*TEXTO EM ESTUDO*.
Apesar de ofertas de vários países e até das Nações Unidas, o Governo marroquino aceitou a ajuda humanitária de apenas quatro Estados. Na corrida contra o tempo para encontrar sobreviventes, existirão motivos políticos para não aceitar mais ajuda internacional.
Corpo do artigo
Depois do sismo de sexta-feira, que nesta quinta-feira teve uma forte réplica, as autoridades marroquinas tentam alcançar diversas aldeias na zona montanhosa do Alto Atlas, apesar das dificuldades em encontrar pessoas com vida. As construções de adobe, além de serem frágeis diante de um forte terramoto, dificultam as hipóteses de sobrevivência, já que as vítimas soterradas morrem sufocadas pela falta de bolsas de ar.
A catástrofe, que já matou quase três mil pessoas, gerou uma solidariedade internacional, com países como Portugal, França, Argélia, Tunísia, Alemanha, Itália e Canadá a manifestar interesse em enviar ajuda humanitária, sem resposta positiva de Marrocos. Nesta quinta-feira, os EUA ofereceram um milhão de dólares (932 mil euros) em fundos para "organizações no terreno a fornecer assistência alimentar, serviços de saúde e abrigo", segundo a chefe da Agência dos Estados Unidos para o Desenvolvimento (USAID), Samantha Power.
No entanto, o Governo de Marrocos não solicitou sequer o auxílio do Gabinete das Nações Unidas para a Coordenação de Assuntos Humanitários (ENUCAH). O ENUCAH coordena a resposta internacional em casos de desastres, através das diversas agências da ONU, podendo despachar equipas entre 12 e 48 horas, segundo o canal de televisão Aljazeera.
Oficialmente, o Ministério do Interior de Rabat falou, no domingo, em evitar uma resposta descoordenada, pois esta seria "contraprodutiva". A decisão de autorizar apenas a atuação de equipas de quatro países – Catar, Emirados Árabes Unidos, Espanha e Reino Unido – foi feita com "base numa avaliação precisa das necessidades no terreno".
A decisão de o Executivo marroquino não ter escolhido a ex-potência colonial França gerou especulação na Imprensa francesa. Especialistas citados pela agência France-Presse referem a aproximação de Paris à Argélia – país que rompeu as relações diplomáticas com Marrocos, em 2021, devido aos "atos hostis" de Rabat. Argel, que chegou a abrir o espaço aéreo para voos humanitários para o país vizinho, disse que tomou nota da resposta marroquina – "da qual tira conclusões óbvias" – e redirecionou o apoio para a Líbia, onde as cheias provocadas pela tempestade Daniel terão deixado 20 mil mortos.

*DADOS GUARDADOS*.
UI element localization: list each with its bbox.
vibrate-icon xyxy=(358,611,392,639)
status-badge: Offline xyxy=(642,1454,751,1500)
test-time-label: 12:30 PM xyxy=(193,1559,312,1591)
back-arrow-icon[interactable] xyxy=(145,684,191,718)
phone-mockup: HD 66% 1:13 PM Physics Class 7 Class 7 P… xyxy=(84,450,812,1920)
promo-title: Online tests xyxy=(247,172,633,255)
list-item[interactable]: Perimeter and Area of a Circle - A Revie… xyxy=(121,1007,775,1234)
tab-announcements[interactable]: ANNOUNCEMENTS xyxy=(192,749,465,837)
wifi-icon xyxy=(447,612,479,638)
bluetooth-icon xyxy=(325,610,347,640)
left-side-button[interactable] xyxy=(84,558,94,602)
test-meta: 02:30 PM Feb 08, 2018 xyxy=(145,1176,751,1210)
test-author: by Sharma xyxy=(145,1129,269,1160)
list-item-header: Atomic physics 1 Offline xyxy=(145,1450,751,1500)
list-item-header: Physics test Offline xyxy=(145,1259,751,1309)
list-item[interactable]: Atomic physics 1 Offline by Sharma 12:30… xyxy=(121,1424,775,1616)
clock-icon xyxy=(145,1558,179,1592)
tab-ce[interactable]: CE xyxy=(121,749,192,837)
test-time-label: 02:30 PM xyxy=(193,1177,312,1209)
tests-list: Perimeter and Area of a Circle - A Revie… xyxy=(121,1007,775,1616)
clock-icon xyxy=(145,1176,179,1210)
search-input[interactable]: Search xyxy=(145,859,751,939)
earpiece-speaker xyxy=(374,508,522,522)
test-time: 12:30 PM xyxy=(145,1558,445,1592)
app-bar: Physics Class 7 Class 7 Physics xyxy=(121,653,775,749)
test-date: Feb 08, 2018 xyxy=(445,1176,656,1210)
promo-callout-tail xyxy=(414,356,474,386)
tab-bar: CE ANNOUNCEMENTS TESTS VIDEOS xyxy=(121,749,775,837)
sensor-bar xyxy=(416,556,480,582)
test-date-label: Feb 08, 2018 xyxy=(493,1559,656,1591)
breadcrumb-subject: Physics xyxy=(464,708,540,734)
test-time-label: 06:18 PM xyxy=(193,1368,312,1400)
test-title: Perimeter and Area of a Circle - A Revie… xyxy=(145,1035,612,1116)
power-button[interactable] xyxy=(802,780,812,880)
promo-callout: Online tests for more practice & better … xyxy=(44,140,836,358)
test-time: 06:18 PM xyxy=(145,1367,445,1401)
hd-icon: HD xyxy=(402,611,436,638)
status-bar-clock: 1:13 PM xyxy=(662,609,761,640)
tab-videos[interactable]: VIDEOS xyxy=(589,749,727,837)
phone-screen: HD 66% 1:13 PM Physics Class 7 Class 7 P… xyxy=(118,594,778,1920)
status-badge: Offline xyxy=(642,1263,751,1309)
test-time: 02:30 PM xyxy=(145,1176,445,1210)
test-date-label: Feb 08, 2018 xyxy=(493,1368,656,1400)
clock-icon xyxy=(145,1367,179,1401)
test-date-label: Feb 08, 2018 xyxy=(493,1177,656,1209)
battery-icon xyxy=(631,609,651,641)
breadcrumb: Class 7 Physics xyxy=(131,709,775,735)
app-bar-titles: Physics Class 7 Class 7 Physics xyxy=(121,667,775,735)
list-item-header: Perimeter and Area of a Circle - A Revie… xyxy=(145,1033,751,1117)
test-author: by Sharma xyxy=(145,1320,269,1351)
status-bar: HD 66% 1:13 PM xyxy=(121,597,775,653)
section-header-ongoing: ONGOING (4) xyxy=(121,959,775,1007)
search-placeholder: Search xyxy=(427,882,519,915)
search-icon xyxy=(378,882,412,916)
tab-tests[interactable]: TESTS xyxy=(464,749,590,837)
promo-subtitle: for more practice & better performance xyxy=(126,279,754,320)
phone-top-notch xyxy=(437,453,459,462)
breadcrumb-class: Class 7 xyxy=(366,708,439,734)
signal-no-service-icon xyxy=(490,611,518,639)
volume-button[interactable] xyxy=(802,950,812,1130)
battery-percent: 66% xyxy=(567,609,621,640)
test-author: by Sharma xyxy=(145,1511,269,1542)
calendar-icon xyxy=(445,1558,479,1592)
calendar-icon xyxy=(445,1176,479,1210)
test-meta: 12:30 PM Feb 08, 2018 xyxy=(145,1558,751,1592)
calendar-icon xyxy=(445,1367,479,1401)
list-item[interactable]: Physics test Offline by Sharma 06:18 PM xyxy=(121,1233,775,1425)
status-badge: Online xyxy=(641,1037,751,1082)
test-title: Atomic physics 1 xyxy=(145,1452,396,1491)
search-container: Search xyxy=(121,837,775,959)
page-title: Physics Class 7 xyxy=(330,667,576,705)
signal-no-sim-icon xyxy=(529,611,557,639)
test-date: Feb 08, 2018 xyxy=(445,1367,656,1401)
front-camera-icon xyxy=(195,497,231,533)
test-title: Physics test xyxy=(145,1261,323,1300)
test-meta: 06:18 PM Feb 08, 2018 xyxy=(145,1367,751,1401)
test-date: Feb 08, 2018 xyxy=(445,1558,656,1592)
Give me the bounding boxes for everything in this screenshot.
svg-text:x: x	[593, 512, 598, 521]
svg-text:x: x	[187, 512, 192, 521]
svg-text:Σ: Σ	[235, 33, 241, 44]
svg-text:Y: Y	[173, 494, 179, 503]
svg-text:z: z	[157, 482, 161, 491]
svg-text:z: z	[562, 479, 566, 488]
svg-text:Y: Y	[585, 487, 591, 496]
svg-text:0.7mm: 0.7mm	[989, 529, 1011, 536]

*PROBLEMAS E TAREFAS*.
1. Responda a cada pergunta sobre o texto do sismo em Marrocos, uma por linha:
(a) Que montante ofereceram os EUA?
(b) Que quatro países foram autorizados a atuar com as suas equipas?
(c) Para onde redirecionou a Argélia o seu apoio?
2. Enumere todos os países que, segundo o texto do sismo em Marrocos, manifestaram interesse em enviar ajuda humanitária sem resposta positiva de Marrocos.
3. Retome o texto sobre o sismo em Marrocos a partir da sua última frase.

*LISTA DE RESPOSTAS*.
1.
(a) Um milhão de dólares (932 mil euros).
(b) Catar, Emirados Árabes Unidos, Espanha e Reino Unido.
(c) Para a Líbia.

2. Portugal, França, Argélia, Tunísia, Alemanha, Itália e Canadá.

3.
Outro motivo apontado para a falta de uma luz verde a França, será a falta de reconhecimento do Saara Ocidental como parte do território marroquino. O presidente francês Emmanuel Macron afirmou, num vídeo publicado na rede social X (antigo Twitter), que "cabe obviamente ao Rei [Mohammed VI] e ao Governo de Marrocos organizarem a ajuda internacional em plena soberania". O chefe de Estado europeu salientou ainda que França está disponível "para responder à sua escolha soberana".
Vídeo de Macron gera indignação
O apelo de Macron ao monarca marroquino não foi bem recebido por fontes da realeza ouvidas pelo jornal britânico "The Guardian". "Este vídeo goza da governança. Ele não tem o direito de se dirigir diretamente ao povo marroquino... Ele está a tentar evitar mais controvérsias, mas estas são controvérsias que ele mesmo criou e alimentou, usando as redes sociais", criticaram.
O "elusivo" rei marroquino, como classificou o "The New York Times", estava em Paris, numa das diversas residências que possui, no momento em que ocorreu o sismo, na sexta-feira. Homem mais rico de Marrocos, Mohammed VI, demorou quase um dia para regressar ao país, aparecendo publicamente na terça-feira, quando visitou um hospital com o próprio nome, em Marraquexe, e doou sangue.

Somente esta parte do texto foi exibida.